REQUIRED WORK: Type out the material below exactly.

--

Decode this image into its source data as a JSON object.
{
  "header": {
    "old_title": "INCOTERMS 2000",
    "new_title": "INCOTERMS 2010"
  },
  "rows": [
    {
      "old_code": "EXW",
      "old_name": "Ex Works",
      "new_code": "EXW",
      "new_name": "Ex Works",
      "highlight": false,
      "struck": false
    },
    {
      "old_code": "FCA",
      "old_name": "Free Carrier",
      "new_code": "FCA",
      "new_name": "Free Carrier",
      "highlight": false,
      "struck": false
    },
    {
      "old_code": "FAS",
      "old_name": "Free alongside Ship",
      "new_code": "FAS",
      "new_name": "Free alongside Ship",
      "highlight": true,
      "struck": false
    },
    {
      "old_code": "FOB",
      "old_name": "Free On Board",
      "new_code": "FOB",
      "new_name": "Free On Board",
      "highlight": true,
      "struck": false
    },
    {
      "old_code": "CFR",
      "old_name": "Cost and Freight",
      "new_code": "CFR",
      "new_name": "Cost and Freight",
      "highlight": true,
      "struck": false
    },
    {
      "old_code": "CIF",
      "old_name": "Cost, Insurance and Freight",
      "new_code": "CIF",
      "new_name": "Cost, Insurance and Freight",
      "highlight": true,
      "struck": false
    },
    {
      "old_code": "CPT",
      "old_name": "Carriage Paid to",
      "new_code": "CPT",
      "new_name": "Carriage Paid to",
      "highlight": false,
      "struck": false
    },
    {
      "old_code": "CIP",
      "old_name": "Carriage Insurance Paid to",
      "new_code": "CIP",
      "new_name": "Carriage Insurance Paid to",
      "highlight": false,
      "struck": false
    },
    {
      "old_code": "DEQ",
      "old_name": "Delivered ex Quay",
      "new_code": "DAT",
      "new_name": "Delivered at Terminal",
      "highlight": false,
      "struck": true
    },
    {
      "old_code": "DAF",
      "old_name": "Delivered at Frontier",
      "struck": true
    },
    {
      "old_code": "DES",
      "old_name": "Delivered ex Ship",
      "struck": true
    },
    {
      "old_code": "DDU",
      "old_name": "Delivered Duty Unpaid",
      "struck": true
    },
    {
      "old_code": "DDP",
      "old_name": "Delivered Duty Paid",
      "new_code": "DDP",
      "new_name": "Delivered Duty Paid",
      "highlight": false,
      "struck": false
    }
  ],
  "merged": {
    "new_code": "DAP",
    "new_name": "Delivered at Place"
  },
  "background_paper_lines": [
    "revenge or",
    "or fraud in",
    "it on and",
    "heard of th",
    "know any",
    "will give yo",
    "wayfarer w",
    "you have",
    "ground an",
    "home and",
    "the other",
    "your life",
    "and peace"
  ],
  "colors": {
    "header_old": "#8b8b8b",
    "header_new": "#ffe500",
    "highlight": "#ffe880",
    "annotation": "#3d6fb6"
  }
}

--

CORRECT RESPONSE:
Decode this image into its source data as a JSON object.
{
  "header": {
    "old_title": "INCOTERMS 2000",
    "new_title": "INCOTERMS 2010"
  },
  "rows": [
    {
      "old_code": "EXW",
      "old_name": "Ex Works",
      "new_code": "EXW",
      "new_name": "Ex Works",
      "highlight": false,
      "struck": false
    },
    {
      "old_code": "FCA",
      "old_name": "Free Carrier",
      "new_code": "FCA",
      "new_name": "Free Carrier",
      "highlight": false,
      "struck": false
    },
    {
      "old_code": "FAS",
      "old_name": "Free alongside Ship",
      "new_code": "FAS",
      "new_name": "Free alongside Ship",
      "highlight": true,
      "struck": false
    },
    {
      "old_code": "FOB",
      "old_name": "Free On Board",
      "new_code": "FOB",
      "new_name": "Free On Board",
      "highlight": true,
      "struck": false
    },
    {
      "old_code": "CFR",
      "old_name": "Cost and Freight",
      "new_code": "CFR",
      "new_name": "Cost and Freight",
      "highlight": true,
      "struck": false
    },
    {
      "old_code": "CIF",
      "old_name": "Cost, Insurance and Freight",
      "new_code": "CIF",
      "new_name": "Cost, Insurance and Freight",
      "highlight": true,
      "struck": false
    },
    {
      "old_code": "CPT",
      "old_name": "Carriage Paid to",
      "new_code": "CPT",
      "new_name": "Carriage Paid to",
      "highlight": false,
      "struck": false
    },
    {
      "old_code": "CIP",
      "old_name": "Carriage Insurance Paid to",
      "new_code": "CIP",
      "new_name": "Carriage Insurance Paid to",
      "highlight": false,
      "struck": false
    },
    {
      "old_code": "DEQ",
      "old_name": "Delivered ex Quay",
      "new_code": "DAT",
      "new_name": "Delivered at Terminal",
      "highlight": false,
      "struck": true
    },
    {
      "old_code": "DAF",
      "old_name": "Delivered at Frontier",
      "struck": true
    },
    {
      "old_code": "DES",
      "old_name": "Delivered ex Ship",
      "struck": true
    },
    {
      "old_code": "DDU",
      "old_name": "Delivered Duty Unpaid",
      "struck": true
    },
    {
      "old_code": "DDP",
      "old_name": "Delivered Duty Paid",
      "new_code": "DDP",
      "new_name": "Delivered Duty Paid",
      "highlight": false,
      "struck": false
    }
  ],
  "merged": {
    "new_code": "DAP",
    "new_name": "Delivered at Place"
  },
  "background_paper_lines": [
    "revenge or",
    "or fraud in",
    "it on and",
    "heard of th",
    "know any",
    "will give yo",
    "wayfarer w",
    "you have",
    "ground an",
    "home and",
    "the other",
    "your life",
    "and peace"
  ],
  "colors": {
    "header_old": "#8b8b8b",
    "header_new": "#ffe500",
    "highlight": "#ffe880",
    "annotation": "#3d6fb6"
  }
}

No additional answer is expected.